Selected text:
External issue ID: 5177

 Description   

If the connection between the plugin and ovs node is not active when a
configuration is requested via northbound rest api, that configuration will
not be made to the ovs node when it reconnects.

to recreate:

1. connect ovs to controller
sudo ovs-vsctl set-manager tcp:${IP}:6640

2. create connection in config store to match that as seen in
operational.

3. create a bridge in config store and verify it's there in operational
and on ovs node

4. disconnect ovs node (iptables can be used to block traffic OUT on
port 6640, or just a reboot of ovs node)

5. while disconnected, create a new bridge in config store

6. reconnect ovs node and the configuration from 3 will still be there
in operational as well as on ovs node, but the config made in 5 will
not.



 Comments   
Comment by Jamo Luhrsen [ 02/Feb/16 ]

email thread for more on the conversation:
https://lists.opendaylight.org/pipermail/ovsdb-dev/2016-February/002528.html

Comment by Vinh Nguyen [ 08/Apr/16 ]

Code review submitted:

https://git.opendaylight.org/gerrit/#/c/37358/

Comment by Jamo Luhrsen [ 12/Apr/16 ]

(In reply to Vinh Nguyen from comment #2)

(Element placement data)
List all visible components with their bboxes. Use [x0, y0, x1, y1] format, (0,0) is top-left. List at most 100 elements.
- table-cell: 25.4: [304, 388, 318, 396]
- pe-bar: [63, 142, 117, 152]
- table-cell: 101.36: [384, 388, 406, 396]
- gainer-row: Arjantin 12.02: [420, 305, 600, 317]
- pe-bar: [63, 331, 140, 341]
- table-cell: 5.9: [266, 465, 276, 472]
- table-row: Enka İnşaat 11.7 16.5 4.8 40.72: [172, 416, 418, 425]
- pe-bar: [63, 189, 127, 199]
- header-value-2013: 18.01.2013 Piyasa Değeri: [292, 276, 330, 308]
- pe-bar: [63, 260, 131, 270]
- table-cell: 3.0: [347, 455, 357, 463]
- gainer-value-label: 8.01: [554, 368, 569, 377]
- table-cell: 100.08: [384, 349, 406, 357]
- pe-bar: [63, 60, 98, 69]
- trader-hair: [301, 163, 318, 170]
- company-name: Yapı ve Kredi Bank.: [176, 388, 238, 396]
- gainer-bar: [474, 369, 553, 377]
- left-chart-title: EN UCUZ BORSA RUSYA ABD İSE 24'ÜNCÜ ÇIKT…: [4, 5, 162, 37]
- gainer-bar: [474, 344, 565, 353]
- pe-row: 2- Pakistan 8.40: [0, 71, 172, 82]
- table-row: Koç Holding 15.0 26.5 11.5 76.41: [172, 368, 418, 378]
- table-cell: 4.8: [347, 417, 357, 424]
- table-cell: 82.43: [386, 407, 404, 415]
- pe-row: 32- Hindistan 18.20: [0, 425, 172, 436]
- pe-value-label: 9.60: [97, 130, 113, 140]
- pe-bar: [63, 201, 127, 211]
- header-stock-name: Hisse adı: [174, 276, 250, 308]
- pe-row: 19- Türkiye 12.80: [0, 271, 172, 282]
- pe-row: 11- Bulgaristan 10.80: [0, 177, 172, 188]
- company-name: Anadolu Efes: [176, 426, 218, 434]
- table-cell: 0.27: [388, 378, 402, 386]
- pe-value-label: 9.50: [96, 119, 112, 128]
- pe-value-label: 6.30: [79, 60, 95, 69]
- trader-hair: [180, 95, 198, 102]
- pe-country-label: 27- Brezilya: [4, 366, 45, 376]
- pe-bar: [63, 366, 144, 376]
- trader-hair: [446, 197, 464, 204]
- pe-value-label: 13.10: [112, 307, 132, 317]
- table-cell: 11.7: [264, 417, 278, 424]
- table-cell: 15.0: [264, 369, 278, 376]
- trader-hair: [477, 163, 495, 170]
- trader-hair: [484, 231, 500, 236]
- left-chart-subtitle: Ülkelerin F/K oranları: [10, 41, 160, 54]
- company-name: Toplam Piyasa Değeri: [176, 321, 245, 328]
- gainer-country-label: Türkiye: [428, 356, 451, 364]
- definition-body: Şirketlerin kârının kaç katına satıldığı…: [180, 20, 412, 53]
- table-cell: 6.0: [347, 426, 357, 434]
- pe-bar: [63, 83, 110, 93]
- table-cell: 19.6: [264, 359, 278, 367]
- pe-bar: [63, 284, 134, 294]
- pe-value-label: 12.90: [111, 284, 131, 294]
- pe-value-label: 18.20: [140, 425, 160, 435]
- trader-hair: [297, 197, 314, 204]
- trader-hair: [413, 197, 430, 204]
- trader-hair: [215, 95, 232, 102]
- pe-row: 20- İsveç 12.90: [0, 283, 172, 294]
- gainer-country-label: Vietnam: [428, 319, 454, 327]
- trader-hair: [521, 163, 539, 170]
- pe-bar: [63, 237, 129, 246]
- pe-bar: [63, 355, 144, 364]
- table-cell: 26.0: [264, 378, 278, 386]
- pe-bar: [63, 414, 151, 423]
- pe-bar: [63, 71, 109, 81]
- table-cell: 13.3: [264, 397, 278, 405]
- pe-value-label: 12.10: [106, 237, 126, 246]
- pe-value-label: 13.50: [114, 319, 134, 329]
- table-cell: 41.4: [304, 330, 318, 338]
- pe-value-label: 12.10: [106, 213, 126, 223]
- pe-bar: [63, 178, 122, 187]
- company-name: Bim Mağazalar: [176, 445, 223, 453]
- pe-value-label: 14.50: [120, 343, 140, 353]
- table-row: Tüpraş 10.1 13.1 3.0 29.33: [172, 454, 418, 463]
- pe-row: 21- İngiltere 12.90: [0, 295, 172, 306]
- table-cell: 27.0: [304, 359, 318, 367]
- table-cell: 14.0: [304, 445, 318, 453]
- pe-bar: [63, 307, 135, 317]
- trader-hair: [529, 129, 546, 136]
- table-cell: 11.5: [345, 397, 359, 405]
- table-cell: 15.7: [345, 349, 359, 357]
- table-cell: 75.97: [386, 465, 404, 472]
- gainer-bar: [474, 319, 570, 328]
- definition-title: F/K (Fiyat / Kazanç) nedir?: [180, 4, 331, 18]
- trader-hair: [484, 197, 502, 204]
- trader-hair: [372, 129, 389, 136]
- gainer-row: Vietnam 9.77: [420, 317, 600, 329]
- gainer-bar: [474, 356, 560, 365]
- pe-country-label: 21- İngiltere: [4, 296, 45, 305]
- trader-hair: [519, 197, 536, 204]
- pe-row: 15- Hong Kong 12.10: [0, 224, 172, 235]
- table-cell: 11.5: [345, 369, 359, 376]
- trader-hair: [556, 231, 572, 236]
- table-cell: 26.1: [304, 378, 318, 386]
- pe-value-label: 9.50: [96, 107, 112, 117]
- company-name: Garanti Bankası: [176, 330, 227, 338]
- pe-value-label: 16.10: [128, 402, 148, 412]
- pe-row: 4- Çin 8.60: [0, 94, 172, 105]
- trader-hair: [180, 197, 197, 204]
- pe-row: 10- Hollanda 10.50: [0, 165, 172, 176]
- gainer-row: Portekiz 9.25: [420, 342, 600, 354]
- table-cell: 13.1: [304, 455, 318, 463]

Brief 1:
Answer these questions about the OVS bug report:
(a) Which port number appears in the set-manager command in step 1?
(b) What two methods does step 4 give for disconnecting the ovs node?
(c) Who submitted the code review, and on what date?
Brief 2: Write the next part of the OVS bug report, starting from its final line.

Exercise result 1:
(a) 6640
(b) Using iptables to block outbound traffic on port 6640, or rebooting the ovs node.
(c) Vinh Nguyen, on 08/Apr/16.

Exercise result 2:
> Code review submitted:
>
> https://git.opendaylight.org/gerrit/#/c/37358/

Vinh,

I tried to test this patch, but saw the same behavior of this bug.

However, I had some trouble building the patch to create a distribution.
I was using our multipatch job in the sandbox, which will create an
entire distribution based on any patches. I used this patch for that
job, but it failed when building with master (Boron). The failure was
in yangtools (warning message below) so probably nothing wrong with the patch.
But pulling this patch in to the stable/beryllium branch I got a distribution
to build. Using that distribution, I re-tested this bug and saw the
same behavior.

[WARNING] Failed to notify spy hudson.maven.Maven3Builder$JenkinsEventSpy: org/opendaylight/yangtools/yang2sources/plugin/YangToSourcesMojo : Unsupported major.minor version 52.0

Comment by Vinh Nguyen [ 12/Apr/16 ]

(In reply to Jamo Luhrsen from comment #3)
> (In reply to Vinh Nguyen from comment #2)
> > Code review submitted:
> >
> > https://git.opendaylight.org/gerrit/#/c/37358/
>
> Vinh,
>
> I tried to test this patch, but saw the same behavior of this bug.
>
> However, I had some trouble building the patch to create a distribution.
> I was using our multipatch job in the sandbox, which will create an
> entire distribution based on any patches. I used this patch for that
> job, but it failed when building with master (Boron). The failure was
> in yangtools (warning message below) so probably nothing wrong with the
> patch.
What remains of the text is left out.